---- INFORMATION SHOWN

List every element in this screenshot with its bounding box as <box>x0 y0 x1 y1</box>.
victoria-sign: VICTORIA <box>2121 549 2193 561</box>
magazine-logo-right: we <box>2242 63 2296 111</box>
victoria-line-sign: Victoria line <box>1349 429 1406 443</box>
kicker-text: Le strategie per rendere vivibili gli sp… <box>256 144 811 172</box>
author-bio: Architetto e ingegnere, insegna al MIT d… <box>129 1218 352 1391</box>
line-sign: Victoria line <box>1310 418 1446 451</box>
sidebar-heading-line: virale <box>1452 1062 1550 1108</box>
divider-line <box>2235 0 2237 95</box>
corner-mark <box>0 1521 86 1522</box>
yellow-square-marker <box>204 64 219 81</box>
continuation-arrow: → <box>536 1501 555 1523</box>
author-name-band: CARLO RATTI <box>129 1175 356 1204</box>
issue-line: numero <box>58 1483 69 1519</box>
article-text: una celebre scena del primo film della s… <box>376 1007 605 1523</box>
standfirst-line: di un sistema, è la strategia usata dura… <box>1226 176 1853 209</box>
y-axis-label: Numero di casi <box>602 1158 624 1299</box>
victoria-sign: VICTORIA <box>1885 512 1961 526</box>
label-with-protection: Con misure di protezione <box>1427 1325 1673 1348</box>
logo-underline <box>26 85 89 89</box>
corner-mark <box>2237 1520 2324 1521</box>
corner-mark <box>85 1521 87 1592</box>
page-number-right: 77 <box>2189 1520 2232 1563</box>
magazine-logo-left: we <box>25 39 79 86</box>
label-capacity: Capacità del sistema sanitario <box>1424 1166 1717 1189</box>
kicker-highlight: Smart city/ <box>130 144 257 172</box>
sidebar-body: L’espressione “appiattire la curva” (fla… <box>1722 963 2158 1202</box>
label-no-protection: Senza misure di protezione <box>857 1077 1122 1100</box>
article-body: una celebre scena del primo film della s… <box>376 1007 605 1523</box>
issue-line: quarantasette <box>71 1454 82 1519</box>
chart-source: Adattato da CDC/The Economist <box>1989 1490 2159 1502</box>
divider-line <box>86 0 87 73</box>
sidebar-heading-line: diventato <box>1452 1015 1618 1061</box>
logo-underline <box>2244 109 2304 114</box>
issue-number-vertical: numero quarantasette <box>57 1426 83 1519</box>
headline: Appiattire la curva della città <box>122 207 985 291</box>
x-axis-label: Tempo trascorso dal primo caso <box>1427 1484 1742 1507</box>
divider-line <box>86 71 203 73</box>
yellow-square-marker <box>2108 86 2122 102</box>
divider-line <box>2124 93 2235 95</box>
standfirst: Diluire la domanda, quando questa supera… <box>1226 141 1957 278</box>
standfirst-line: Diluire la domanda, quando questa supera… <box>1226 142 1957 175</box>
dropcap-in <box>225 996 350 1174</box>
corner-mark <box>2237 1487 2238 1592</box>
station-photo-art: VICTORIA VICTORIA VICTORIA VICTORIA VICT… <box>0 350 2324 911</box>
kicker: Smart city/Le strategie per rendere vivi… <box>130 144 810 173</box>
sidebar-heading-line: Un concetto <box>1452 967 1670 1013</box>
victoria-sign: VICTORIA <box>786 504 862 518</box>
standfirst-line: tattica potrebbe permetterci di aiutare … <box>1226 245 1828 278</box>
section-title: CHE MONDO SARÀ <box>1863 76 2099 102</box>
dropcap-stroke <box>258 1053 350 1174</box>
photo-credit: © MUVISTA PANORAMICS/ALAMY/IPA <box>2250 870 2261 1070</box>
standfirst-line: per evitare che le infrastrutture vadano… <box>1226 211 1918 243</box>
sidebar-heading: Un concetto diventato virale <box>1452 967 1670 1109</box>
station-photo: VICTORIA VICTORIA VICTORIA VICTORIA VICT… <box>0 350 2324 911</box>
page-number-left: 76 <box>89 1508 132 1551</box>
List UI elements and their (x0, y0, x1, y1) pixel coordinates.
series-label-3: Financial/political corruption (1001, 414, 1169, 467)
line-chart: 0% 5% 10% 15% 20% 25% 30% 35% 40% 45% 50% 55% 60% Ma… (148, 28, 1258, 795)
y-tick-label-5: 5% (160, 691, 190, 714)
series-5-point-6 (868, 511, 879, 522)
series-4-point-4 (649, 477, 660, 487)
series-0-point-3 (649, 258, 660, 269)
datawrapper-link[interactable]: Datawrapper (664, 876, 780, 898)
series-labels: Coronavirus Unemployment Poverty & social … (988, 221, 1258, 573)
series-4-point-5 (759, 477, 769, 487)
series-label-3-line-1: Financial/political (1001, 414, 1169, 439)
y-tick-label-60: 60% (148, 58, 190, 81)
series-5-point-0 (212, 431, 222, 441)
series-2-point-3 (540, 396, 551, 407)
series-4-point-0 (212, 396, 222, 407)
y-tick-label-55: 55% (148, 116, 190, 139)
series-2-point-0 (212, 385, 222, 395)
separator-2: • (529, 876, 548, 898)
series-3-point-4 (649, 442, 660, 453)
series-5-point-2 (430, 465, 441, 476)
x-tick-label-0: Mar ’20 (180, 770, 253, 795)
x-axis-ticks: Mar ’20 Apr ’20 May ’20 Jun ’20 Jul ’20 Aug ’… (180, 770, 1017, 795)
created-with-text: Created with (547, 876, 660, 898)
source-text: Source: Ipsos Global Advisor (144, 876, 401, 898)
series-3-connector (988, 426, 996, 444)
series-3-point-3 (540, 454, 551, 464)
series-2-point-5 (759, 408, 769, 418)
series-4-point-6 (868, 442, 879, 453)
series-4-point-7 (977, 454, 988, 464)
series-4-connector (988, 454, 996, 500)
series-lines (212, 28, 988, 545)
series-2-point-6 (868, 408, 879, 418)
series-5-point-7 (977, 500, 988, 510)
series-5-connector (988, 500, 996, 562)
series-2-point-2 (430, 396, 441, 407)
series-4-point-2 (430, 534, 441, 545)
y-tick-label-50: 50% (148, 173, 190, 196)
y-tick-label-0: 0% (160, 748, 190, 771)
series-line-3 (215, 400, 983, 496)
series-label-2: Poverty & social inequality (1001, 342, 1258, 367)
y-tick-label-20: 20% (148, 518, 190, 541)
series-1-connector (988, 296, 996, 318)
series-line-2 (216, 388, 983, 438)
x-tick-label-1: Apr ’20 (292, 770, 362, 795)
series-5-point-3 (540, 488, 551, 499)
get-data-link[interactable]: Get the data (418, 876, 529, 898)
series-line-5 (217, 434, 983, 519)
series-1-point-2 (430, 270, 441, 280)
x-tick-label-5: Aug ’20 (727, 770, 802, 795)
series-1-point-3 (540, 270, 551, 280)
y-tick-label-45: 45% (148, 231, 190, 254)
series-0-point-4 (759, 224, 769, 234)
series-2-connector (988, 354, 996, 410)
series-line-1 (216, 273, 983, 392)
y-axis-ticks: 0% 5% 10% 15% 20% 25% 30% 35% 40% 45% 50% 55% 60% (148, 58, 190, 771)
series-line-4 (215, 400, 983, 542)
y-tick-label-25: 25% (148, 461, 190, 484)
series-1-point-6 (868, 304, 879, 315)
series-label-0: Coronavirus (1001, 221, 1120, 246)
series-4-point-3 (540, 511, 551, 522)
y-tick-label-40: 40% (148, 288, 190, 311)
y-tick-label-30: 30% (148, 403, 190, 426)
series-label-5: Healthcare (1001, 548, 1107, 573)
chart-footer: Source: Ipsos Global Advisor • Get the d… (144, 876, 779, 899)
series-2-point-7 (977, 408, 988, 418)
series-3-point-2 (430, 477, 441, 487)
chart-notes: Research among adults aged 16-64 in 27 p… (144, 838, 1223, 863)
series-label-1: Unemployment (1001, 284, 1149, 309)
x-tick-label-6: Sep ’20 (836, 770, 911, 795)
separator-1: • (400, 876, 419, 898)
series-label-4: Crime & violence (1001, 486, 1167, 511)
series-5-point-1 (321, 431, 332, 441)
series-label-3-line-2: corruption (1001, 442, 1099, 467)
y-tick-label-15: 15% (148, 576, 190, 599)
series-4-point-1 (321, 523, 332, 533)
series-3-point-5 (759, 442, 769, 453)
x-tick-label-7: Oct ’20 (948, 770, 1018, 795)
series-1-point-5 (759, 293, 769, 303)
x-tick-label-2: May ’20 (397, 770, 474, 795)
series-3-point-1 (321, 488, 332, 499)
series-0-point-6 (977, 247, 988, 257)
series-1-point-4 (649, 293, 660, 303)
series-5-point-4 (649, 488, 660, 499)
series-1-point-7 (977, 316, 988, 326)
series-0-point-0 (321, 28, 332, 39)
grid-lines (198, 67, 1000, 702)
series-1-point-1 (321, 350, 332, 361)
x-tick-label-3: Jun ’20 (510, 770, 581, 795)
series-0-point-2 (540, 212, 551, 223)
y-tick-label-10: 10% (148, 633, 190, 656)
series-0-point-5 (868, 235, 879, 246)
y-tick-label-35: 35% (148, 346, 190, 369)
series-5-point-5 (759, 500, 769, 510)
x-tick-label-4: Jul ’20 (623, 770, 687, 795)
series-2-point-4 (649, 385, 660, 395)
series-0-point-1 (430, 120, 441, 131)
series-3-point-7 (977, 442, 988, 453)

--------

**PROBLEM**
Reply with only the number of lines in the entries that contain the word "Advisor".

**PROBLEM SOLUTION**
2